# Written request
Report how many lines below contain the word "JSON". Give only the number.

+++ Extracted data +++

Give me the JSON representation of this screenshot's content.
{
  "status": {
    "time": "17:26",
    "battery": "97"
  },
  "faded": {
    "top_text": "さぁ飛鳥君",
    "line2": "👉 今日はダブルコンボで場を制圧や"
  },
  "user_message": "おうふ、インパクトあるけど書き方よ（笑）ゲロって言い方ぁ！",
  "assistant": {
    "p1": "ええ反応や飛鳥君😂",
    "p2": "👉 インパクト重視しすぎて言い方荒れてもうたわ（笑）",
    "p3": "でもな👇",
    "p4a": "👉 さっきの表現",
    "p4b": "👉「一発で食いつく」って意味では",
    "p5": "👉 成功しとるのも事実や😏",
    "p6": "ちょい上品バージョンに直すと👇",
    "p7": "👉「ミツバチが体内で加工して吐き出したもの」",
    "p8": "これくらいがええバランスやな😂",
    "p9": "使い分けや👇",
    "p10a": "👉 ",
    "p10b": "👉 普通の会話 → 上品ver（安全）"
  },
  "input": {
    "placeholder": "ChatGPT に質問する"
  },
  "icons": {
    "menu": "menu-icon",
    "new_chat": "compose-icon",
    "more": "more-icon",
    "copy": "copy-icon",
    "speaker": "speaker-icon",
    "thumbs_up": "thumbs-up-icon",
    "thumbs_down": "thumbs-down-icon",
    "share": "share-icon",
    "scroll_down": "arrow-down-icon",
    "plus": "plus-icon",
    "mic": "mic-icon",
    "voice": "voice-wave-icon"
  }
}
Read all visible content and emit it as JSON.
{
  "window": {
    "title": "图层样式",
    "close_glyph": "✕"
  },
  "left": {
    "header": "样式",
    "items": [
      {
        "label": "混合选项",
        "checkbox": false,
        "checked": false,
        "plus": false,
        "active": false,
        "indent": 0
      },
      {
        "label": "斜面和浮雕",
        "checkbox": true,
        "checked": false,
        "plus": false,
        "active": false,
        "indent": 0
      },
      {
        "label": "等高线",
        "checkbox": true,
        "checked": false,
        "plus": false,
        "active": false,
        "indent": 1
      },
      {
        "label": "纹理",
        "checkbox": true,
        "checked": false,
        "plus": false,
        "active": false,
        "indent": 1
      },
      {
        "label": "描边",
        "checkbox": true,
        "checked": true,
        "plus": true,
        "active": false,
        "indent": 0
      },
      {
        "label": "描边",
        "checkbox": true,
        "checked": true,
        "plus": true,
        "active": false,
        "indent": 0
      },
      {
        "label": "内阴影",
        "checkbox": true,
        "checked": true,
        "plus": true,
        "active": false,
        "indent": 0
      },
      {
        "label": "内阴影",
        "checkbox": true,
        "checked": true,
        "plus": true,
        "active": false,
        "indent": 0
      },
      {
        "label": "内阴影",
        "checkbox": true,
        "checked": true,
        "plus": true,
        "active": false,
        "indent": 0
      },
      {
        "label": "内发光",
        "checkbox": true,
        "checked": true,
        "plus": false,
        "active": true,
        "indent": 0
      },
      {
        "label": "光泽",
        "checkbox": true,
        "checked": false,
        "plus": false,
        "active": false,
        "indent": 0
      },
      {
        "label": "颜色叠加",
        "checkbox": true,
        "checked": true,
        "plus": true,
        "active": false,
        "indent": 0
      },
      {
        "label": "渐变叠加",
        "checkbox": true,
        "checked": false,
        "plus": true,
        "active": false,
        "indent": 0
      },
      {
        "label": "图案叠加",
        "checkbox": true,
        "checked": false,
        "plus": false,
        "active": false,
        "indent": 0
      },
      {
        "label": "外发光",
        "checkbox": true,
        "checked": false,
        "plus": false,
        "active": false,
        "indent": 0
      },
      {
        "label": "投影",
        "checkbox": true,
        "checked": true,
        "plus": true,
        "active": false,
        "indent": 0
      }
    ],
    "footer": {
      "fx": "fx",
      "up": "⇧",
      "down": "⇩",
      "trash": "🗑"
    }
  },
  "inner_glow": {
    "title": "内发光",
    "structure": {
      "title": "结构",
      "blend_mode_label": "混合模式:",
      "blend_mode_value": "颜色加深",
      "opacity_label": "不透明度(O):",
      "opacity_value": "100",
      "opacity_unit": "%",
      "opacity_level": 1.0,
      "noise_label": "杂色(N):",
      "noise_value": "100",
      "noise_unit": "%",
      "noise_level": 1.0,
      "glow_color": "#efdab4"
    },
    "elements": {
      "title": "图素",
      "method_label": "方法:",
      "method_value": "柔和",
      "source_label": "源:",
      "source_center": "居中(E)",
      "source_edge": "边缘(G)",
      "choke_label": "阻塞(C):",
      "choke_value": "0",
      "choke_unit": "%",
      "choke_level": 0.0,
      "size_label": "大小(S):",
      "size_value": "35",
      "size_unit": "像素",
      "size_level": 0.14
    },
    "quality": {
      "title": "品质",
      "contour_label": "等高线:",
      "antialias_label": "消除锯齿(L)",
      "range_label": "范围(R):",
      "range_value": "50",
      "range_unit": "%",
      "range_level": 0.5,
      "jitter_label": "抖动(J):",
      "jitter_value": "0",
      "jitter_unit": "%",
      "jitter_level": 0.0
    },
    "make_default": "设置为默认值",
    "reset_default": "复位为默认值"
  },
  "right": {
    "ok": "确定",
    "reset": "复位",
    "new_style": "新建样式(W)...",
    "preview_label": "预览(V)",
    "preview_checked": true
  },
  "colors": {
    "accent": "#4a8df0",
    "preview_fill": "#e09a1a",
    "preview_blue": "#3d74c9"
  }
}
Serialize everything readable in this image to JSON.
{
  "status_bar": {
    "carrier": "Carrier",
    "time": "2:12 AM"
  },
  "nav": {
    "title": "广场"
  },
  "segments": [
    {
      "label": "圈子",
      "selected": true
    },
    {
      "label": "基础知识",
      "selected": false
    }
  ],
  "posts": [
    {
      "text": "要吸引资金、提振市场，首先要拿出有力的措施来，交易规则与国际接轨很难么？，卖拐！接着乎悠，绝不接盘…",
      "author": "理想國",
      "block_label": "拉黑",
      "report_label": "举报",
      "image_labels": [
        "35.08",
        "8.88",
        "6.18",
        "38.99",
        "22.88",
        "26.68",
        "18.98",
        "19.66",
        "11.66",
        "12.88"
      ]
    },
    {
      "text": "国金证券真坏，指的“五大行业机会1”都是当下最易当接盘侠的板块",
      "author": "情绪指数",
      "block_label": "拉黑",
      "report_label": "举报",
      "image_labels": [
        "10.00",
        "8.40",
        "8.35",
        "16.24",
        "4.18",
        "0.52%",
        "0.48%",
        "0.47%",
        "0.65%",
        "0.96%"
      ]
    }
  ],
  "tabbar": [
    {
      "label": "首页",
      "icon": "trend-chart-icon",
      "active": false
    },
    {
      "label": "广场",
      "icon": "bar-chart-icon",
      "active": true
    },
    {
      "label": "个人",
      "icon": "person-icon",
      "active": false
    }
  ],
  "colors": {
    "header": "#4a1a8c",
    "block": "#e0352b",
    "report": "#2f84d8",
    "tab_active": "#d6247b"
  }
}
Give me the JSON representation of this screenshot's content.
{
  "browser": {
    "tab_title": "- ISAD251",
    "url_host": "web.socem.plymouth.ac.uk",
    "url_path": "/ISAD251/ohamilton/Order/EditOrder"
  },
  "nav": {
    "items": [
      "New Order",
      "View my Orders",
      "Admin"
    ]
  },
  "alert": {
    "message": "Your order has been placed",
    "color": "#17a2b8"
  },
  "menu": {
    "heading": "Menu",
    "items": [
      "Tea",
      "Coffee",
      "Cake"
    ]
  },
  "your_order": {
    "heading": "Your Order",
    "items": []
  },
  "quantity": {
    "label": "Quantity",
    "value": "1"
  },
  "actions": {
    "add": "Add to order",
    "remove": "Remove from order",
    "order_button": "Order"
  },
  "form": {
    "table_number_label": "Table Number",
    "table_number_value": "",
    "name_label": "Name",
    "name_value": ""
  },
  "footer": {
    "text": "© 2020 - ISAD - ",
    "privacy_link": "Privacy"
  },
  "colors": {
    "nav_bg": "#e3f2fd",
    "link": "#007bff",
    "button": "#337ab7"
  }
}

+++

# Response
4